▶ [EXERCISE PROMPT]: Extract the records in full, leaving every picture out.

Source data
==============================
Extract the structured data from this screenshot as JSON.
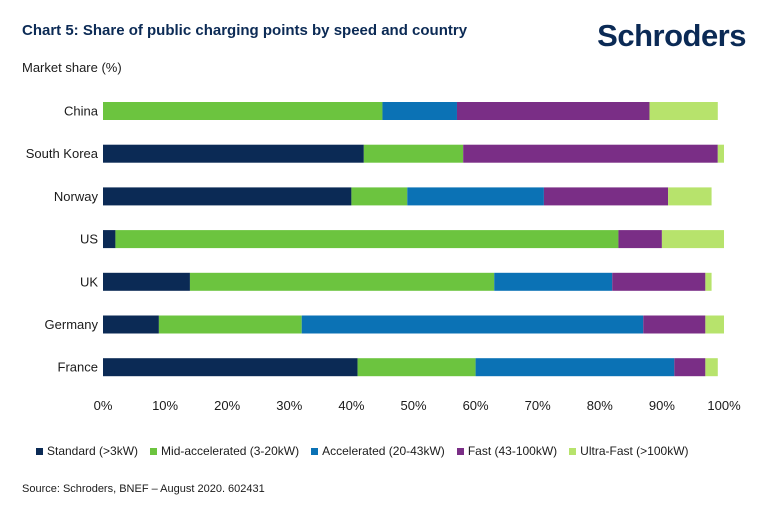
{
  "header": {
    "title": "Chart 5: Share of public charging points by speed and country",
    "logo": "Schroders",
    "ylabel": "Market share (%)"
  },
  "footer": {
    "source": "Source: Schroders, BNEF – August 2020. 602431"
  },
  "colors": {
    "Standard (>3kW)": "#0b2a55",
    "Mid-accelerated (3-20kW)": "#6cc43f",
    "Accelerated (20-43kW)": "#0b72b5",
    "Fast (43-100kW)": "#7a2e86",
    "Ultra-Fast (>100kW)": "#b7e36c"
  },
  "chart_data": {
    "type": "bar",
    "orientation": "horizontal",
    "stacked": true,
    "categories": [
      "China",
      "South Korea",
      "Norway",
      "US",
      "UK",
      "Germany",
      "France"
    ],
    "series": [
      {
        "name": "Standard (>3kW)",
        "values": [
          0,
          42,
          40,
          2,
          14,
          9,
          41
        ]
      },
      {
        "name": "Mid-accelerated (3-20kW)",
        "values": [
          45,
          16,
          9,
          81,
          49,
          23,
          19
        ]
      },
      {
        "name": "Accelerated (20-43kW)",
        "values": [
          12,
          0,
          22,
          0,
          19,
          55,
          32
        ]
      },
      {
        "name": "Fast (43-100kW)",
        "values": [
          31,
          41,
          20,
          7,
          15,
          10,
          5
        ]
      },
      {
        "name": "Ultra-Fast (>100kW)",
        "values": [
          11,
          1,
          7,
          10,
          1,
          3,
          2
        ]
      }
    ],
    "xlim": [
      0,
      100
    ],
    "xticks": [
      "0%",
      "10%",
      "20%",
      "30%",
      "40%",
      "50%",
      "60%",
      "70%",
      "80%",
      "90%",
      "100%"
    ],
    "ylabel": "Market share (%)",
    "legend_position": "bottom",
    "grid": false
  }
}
==============================
▶ [RESPONSE]:
Extract the structured data from this screenshot as JSON.
{
  "header": {
    "title": "Chart 5: Share of public charging points by speed and country",
    "logo": "Schroders",
    "ylabel": "Market share (%)"
  },
  "footer": {
    "source": "Source: Schroders, BNEF – August 2020. 602431"
  },
  "colors": {
    "Standard (>3kW)": "#0b2a55",
    "Mid-accelerated (3-20kW)": "#6cc43f",
    "Accelerated (20-43kW)": "#0b72b5",
    "Fast (43-100kW)": "#7a2e86",
    "Ultra-Fast (>100kW)": "#b7e36c"
  },
  "chart_data": {
    "type": "bar",
    "orientation": "horizontal",
    "stacked": true,
    "categories": [
      "China",
      "South Korea",
      "Norway",
      "US",
      "UK",
      "Germany",
      "France"
    ],
    "series": [
      {
        "name": "Standard (>3kW)",
        "values": [
          0,
          42,
          40,
          2,
          14,
          9,
          41
        ]
      },
      {
        "name": "Mid-accelerated (3-20kW)",
        "values": [
          45,
          16,
          9,
          81,
          49,
          23,
          19
        ]
      },
      {
        "name": "Accelerated (20-43kW)",
        "values": [
          12,
          0,
          22,
          0,
          19,
          55,
          32
        ]
      },
      {
        "name": "Fast (43-100kW)",
        "values": [
          31,
          41,
          20,
          7,
          15,
          10,
          5
        ]
      },
      {
        "name": "Ultra-Fast (>100kW)",
        "values": [
          11,
          1,
          7,
          10,
          1,
          3,
          2
        ]
      }
    ],
    "xlim": [
      0,
      100
    ],
    "xticks": [
      "0%",
      "10%",
      "20%",
      "30%",
      "40%",
      "50%",
      "60%",
      "70%",
      "80%",
      "90%",
      "100%"
    ],
    "ylabel": "Market share (%)",
    "legend_position": "bottom",
    "grid": false
  }
}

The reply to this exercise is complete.